### Brief 1
In the train story, what is the Amtrak code for Bakersfield?

### Article
----

Tales from the Rails: Part 2


 

With the Dogcatcher Crew

In which I meet the Train Goddess, I see some Graduates, a Crew Dies, I learn what "Dogcatchers" are, and We are Attacked by a Tree...

February 4, 1998

It all began on Monday, February 3 when the phone rang at 6:15 in the AM. "Yeah?" I croaked wittily.

"Amtrak Crew Control. We need you to go out on Train 714 TODAY. Report time is usually 7:45, but can you be there close to that?"

"How about 8:15?" Yeah, that's it Paul--demand an extra thirty minutes. That'll teach them to call you last-minute.

"Okay." He'd agreed pretty readily. "You'll be working with Lela Janushkowsky. She's the LSA."

I attached no importance to the name--how was I to know that I would be working with the one and only Train Goddess?

It was raining pretty hard when I got to the Oakland Crew Base, a place that I have yet to see in the sunshine. Were I to see it on a sunny day, I would probably fail to recognize it at all. The rain wasn't all that bad, modified as it was by a chill 30 mph wind blowing right out of Valhalla, so I looked at my upcoming two days on the rails with something approaching optimism. As it turned out, I had no idea that we were going to be affected by the much-dreaded El Nino.

Train 714 is one of the San Joaquin runs. It ostensibly leaves Oakland at 10:05, goes out to Martinez and then to Stockton, then to Fresno and finally to Bakersfield (BFD is the Amtrak code for Bakersfield, by the way). There are stops along the way. All in all, a nice seven-hour run, after which we are driven to the very exciting Super-Eight Motel. There are many fast food places in the vicinity, and a Barnes and Noble right around the corner (so much for my tip money). At the hotel we watch HBO and sleep. After this night of sophisticated dissipation, at 8:15 AM we board a van for the station, whereupon we run the train back the way we came, ostensibly arriving at 3:55 PM At Oakland.

Amtrak always arrives ostensibly.

Well, the trip down went as planned. I didn't serve that many lunches, but we did okay. My guests all enjoyed themselves, and some enjoyed the food (it's not bad). I enjoyed the company of the LSA I worked with--the one and only Lela Janushkowsky, better known as the Train Goddess. She's Polish and Russian, so we got along great. She kept me entertained with her stories of life at Amtrak. She used to be a dining car steward on the California Zephyr. She's been in two derailments. She taught me the nicknames of the freight railroads we encounter: "Uncle Peter" (Union Pacific), "Slow and Pathetic" (Southern Pacific), and "Better Not Start A Family" (Burlington Northern/Santa Fe). I kept her sort of entertained too. It was a great trip.

That night we had a drink and tried a Mexican place around the corner. It was pretty good. The people were nice, the prices were incredibly low, and the enchiladas were almost as good as my mom's. All in all, a pleasant evening. Gourmet it's not, but I'll eat there again.

I was on my way back to my room by 8:00 PM. By this time the wind was picking up. I had to grab my glasses twice--the wind had snatched them off my head on the way back to the hotel. Windy, but not raining--that was scheduled for the next day.

----

### Entries provided
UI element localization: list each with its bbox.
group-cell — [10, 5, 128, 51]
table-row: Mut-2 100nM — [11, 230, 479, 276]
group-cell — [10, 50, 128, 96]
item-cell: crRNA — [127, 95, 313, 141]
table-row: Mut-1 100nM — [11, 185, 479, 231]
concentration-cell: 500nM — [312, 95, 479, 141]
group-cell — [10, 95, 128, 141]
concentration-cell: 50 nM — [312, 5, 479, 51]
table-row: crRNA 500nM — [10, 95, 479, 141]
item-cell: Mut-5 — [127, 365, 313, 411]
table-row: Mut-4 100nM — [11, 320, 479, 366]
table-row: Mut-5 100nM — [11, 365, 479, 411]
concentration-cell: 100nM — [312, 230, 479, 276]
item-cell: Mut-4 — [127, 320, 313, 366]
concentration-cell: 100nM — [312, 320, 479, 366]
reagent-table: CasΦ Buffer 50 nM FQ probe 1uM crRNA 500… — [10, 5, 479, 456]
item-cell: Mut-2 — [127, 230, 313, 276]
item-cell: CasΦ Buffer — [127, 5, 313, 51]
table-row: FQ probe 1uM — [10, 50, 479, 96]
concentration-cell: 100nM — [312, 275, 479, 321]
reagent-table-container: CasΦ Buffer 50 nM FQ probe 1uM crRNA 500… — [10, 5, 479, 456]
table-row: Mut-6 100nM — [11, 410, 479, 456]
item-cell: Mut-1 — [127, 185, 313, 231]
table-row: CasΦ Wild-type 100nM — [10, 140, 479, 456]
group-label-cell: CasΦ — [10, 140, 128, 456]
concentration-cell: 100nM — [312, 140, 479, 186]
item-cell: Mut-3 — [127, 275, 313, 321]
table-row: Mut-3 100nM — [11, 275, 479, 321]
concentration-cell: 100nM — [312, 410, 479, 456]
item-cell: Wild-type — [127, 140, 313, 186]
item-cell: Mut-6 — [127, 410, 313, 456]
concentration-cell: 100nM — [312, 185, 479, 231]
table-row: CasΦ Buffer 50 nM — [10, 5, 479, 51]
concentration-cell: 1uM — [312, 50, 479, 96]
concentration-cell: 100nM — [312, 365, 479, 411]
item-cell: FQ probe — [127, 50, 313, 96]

----

### Brief 2
Lay out the rows as a Markdown table with the columns Row and Line, starting at the first row and ending at the row that contains "group-cell — [10, 95, 128, 141]". Leave out any blank rows.

### Task result 1
BFD

### Task result 2
| Row | Line |
|---|---|
| 1 | UI element localization: list each with its bbox. |
| 2 | group-cell — [10, 5, 128, 51] |
| 3 | table-row: Mut-2 100nM — [11, 230, 479, 276] |
| 4 | group-cell — [10, 50, 128, 96] |
| 5 | item-cell: crRNA — [127, 95, 313, 141] |
| 6 | table-row: Mut-1 100nM — [11, 185, 479, 231] |
| 7 | concentration-cell: 500nM — [312, 95, 479, 141] |
| 8 | group-cell — [10, 95, 128, 141] |